Repeat the material exactly as it appears.

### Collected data
— START —
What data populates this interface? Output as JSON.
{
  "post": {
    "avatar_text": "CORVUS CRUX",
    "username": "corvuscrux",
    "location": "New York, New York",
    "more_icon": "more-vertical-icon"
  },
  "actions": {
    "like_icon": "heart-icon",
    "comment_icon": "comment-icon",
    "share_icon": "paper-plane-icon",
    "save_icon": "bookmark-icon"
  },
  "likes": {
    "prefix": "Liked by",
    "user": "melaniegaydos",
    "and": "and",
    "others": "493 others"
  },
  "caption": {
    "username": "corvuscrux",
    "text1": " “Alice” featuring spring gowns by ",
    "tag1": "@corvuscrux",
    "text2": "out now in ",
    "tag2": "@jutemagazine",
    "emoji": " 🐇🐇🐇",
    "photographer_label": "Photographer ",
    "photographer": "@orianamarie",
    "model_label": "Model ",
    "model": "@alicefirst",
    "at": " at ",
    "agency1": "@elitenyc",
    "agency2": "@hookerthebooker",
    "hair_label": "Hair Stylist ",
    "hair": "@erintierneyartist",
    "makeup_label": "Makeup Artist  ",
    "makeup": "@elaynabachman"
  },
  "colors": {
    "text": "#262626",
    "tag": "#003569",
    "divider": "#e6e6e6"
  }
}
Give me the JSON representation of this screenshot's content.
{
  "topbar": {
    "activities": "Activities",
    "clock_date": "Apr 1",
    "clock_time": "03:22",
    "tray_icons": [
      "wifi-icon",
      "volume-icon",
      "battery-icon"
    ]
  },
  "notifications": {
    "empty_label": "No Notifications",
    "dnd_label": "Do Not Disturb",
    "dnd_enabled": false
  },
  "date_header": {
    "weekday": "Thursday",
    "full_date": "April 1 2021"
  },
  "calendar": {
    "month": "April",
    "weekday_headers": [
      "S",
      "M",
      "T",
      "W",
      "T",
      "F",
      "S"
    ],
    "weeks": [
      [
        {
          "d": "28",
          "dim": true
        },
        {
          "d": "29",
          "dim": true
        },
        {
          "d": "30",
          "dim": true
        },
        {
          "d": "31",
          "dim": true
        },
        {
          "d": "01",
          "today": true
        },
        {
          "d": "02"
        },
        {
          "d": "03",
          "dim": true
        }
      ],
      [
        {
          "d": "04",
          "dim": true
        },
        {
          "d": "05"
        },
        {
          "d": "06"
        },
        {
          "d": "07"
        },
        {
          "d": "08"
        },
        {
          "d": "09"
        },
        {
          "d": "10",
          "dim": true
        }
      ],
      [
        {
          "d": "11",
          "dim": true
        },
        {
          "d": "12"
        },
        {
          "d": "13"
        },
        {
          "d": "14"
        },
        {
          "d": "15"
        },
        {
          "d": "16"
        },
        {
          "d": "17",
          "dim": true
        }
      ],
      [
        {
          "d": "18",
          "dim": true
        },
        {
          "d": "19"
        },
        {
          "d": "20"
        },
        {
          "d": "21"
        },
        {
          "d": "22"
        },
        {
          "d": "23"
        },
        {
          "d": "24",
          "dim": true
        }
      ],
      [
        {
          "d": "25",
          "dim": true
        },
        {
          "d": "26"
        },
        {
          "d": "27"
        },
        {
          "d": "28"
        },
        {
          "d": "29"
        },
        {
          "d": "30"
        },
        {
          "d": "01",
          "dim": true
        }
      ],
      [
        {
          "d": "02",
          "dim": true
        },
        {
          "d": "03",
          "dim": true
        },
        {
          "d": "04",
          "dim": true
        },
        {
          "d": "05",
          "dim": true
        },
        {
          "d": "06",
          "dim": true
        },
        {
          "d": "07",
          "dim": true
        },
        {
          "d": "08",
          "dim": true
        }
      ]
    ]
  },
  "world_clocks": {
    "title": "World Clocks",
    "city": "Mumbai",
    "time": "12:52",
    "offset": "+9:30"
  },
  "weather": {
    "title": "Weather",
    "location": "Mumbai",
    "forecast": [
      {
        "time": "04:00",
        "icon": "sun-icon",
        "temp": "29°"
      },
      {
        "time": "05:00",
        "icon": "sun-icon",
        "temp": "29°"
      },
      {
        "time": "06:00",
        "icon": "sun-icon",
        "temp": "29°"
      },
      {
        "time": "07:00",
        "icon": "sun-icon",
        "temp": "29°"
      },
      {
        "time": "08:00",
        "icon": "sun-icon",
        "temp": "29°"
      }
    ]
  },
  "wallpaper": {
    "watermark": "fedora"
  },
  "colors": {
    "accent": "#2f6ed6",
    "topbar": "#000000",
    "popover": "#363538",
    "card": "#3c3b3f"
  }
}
— END —
### Exercise solution
What data populates this interface? Output as JSON.
{
  "post": {
    "avatar_text": "CORVUS CRUX",
    "username": "corvuscrux",
    "location": "New York, New York",
    "more_icon": "more-vertical-icon"
  },
  "actions": {
    "like_icon": "heart-icon",
    "comment_icon": "comment-icon",
    "share_icon": "paper-plane-icon",
    "save_icon": "bookmark-icon"
  },
  "likes": {
    "prefix": "Liked by",
    "user": "melaniegaydos",
    "and": "and",
    "others": "493 others"
  },
  "caption": {
    "username": "corvuscrux",
    "text1": " “Alice” featuring spring gowns by ",
    "tag1": "@corvuscrux",
    "text2": "out now in ",
    "tag2": "@jutemagazine",
    "emoji": " 🐇🐇🐇",
    "photographer_label": "Photographer ",
    "photographer": "@orianamarie",
    "model_label": "Model ",
    "model": "@alicefirst",
    "at": " at ",
    "agency1": "@elitenyc",
    "agency2": "@hookerthebooker",
    "hair_label": "Hair Stylist ",
    "hair": "@erintierneyartist",
    "makeup_label": "Makeup Artist  ",
    "makeup": "@elaynabachman"
  },
  "colors": {
    "text": "#262626",
    "tag": "#003569",
    "divider": "#e6e6e6"
  }
}
Give me the JSON representation of this screenshot's content.
{
  "topbar": {
    "activities": "Activities",
    "clock_date": "Apr 1",
    "clock_time": "03:22",
    "tray_icons": [
      "wifi-icon",
      "volume-icon",
      "battery-icon"
    ]
  },
  "notifications": {
    "empty_label": "No Notifications",
    "dnd_label": "Do Not Disturb",
    "dnd_enabled": false
  },
  "date_header": {
    "weekday": "Thursday",
    "full_date": "April 1 2021"
  },
  "calendar": {
    "month": "April",
    "weekday_headers": [
      "S",
      "M",
      "T",
      "W",
      "T",
      "F",
      "S"
    ],
    "weeks": [
      [
        {
          "d": "28",
          "dim": true
        },
        {
          "d": "29",
          "dim": true
        },
        {
          "d": "30",
          "dim": true
        },
        {
          "d": "31",
          "dim": true
        },
        {
          "d": "01",
          "today": true
        },
        {
          "d": "02"
        },
        {
          "d": "03",
          "dim": true
        }
      ],
      [
        {
          "d": "04",
          "dim": true
        },
        {
          "d": "05"
        },
        {
          "d": "06"
        },
        {
          "d": "07"
        },
        {
          "d": "08"
        },
        {
          "d": "09"
        },
        {
          "d": "10",
          "dim": true
        }
      ],
      [
        {
          "d": "11",
          "dim": true
        },
        {
          "d": "12"
        },
        {
          "d": "13"
        },
        {
          "d": "14"
        },
        {
          "d": "15"
        },
        {
          "d": "16"
        },
        {
          "d": "17",
          "dim": true
        }
      ],
      [
        {
          "d": "18",
          "dim": true
        },
        {
          "d": "19"
        },
        {
          "d": "20"
        },
        {
          "d": "21"
        },
        {
          "d": "22"
        },
        {
          "d": "23"
        },
        {
          "d": "24",
          "dim": true
        }
      ],
      [
        {
          "d": "25",
          "dim": true
        },
        {
          "d": "26"
        },
        {
          "d": "27"
        },
        {
          "d": "28"
        },
        {
          "d": "29"
        },
        {
          "d": "30"
        },
        {
          "d": "01",
          "dim": true
        }
      ],
      [
        {
          "d": "02",
          "dim": true
        },
        {
          "d": "03",
          "dim": true
        },
        {
          "d": "04",
          "dim": true
        },
        {
          "d": "05",
          "dim": true
        },
        {
          "d": "06",
          "dim": true
        },
        {
          "d": "07",
          "dim": true
        },
        {
          "d": "08",
          "dim": true
        }
      ]
    ]
  },
  "world_clocks": {
    "title": "World Clocks",
    "city": "Mumbai",
    "time": "12:52",
    "offset": "+9:30"
  },
  "weather": {
    "title": "Weather",
    "location": "Mumbai",
    "forecast": [
      {
        "time": "04:00",
        "icon": "sun-icon",
        "temp": "29°"
      },
      {
        "time": "05:00",
        "icon": "sun-icon",
        "temp": "29°"
      },
      {
        "time": "06:00",
        "icon": "sun-icon",
        "temp": "29°"
      },
      {
        "time": "07:00",
        "icon": "sun-icon",
        "temp": "29°"
      },
      {
        "time": "08:00",
        "icon": "sun-icon",
        "temp": "29°"
      }
    ]
  },
  "wallpaper": {
    "watermark": "fedora"
  },
  "colors": {
    "accent": "#2f6ed6",
    "topbar": "#000000",
    "popover": "#363538",
    "card": "#3c3b3f"
  }
}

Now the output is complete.